> **Task goal**
The records that follow should be retyped word for word.

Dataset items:
»»

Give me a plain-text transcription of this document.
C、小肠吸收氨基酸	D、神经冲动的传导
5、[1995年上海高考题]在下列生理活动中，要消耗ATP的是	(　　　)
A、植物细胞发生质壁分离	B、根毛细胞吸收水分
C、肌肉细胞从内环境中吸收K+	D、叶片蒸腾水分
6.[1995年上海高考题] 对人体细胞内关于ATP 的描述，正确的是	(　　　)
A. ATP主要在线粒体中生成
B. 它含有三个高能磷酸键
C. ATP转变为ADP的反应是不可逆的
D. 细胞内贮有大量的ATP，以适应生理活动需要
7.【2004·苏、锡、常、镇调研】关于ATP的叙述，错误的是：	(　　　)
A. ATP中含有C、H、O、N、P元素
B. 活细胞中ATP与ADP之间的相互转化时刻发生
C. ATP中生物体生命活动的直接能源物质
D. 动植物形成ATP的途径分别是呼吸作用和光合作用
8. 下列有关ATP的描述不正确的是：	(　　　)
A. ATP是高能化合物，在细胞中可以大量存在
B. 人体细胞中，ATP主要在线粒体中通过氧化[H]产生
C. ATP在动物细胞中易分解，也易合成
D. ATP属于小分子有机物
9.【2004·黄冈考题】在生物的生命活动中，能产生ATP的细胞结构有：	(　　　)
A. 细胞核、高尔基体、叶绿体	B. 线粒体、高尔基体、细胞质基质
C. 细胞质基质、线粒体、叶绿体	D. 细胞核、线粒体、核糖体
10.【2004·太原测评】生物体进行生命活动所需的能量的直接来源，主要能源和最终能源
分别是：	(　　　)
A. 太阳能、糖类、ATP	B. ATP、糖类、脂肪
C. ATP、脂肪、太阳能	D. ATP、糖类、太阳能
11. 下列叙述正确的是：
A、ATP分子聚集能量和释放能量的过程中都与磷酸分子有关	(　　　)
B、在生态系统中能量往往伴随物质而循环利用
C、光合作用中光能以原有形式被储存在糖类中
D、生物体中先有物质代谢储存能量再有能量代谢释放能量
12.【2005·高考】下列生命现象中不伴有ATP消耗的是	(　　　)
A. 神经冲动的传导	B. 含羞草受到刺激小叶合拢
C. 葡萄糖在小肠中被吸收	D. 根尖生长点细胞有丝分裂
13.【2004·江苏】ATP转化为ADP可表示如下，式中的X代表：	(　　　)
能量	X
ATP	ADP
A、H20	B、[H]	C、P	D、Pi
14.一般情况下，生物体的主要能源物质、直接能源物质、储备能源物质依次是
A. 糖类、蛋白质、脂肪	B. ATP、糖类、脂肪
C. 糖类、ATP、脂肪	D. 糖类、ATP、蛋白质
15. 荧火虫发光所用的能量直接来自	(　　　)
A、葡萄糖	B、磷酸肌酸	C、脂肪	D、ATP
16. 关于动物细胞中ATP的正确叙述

««

> **Task result**
Give me a plain-text transcription of this document.
C、小肠吸收氨基酸	D、神经冲动的传导
5、[1995年上海高考题]在下列生理活动中，要消耗ATP的是	(　　　)
A、植物细胞发生质壁分离	B、根毛细胞吸收水分
C、肌肉细胞从内环境中吸收K+	D、叶片蒸腾水分
6.[1995年上海高考题] 对人体细胞内关于ATP 的描述，正确的是	(　　　)
A. ATP主要在线粒体中生成
B. 它含有三个高能磷酸键
C. ATP转变为ADP的反应是不可逆的
D. 细胞内贮有大量的ATP，以适应生理活动需要
7.【2004·苏、锡、常、镇调研】关于ATP的叙述，错误的是：	(　　　)
A. ATP中含有C、H、O、N、P元素
B. 活细胞中ATP与ADP之间的相互转化时刻发生
C. ATP中生物体生命活动的直接能源物质
D. 动植物形成ATP的途径分别是呼吸作用和光合作用
8. 下列有关ATP的描述不正确的是：	(　　　)
A. ATP是高能化合物，在细胞中可以大量存在
B. 人体细胞中，ATP主要在线粒体中通过氧化[H]产生
C. ATP在动物细胞中易分解，也易合成
D. ATP属于小分子有机物
9.【2004·黄冈考题】在生物的生命活动中，能产生ATP的细胞结构有：	(　　　)
A. 细胞核、高尔基体、叶绿体	B. 线粒体、高尔基体、细胞质基质
C. 细胞质基质、线粒体、叶绿体	D. 细胞核、线粒体、核糖体
10.【2004·太原测评】生物体进行生命活动所需的能量的直接来源，主要能源和最终能源
分别是：	(　　　)
A. 太阳能、糖类、ATP	B. ATP、糖类、脂肪
C. ATP、脂肪、太阳能	D. ATP、糖类、太阳能
11. 下列叙述正确的是：
A、ATP分子聚集能量和释放能量的过程中都与磷酸分子有关	(　　　)
B、在生态系统中能量往往伴随物质而循环利用
C、光合作用中光能以原有形式被储存在糖类中
D、生物体中先有物质代谢储存能量再有能量代谢释放能量
12.【2005·高考】下列生命现象中不伴有ATP消耗的是	(　　　)
A. 神经冲动的传导	B. 含羞草受到刺激小叶合拢
C. 葡萄糖在小肠中被吸收	D. 根尖生长点细胞有丝分裂
13.【2004·江苏】ATP转化为ADP可表示如下，式中的X代表：	(　　　)
能量	X
ATP	ADP
A、H20	B、[H]	C、P	D、Pi
14.一般情况下，生物体的主要能源物质、直接能源物质、储备能源物质依次是
A. 糖类、蛋白质、脂肪	B. ATP、糖类、脂肪
C. 糖类、ATP、脂肪	D. 糖类、ATP、蛋白质
15. 荧火虫发光所用的能量直接来自	(　　　)
A、葡萄糖	B、磷酸肌酸	C、脂肪	D、ATP
16. 关于动物细胞中ATP的正确叙述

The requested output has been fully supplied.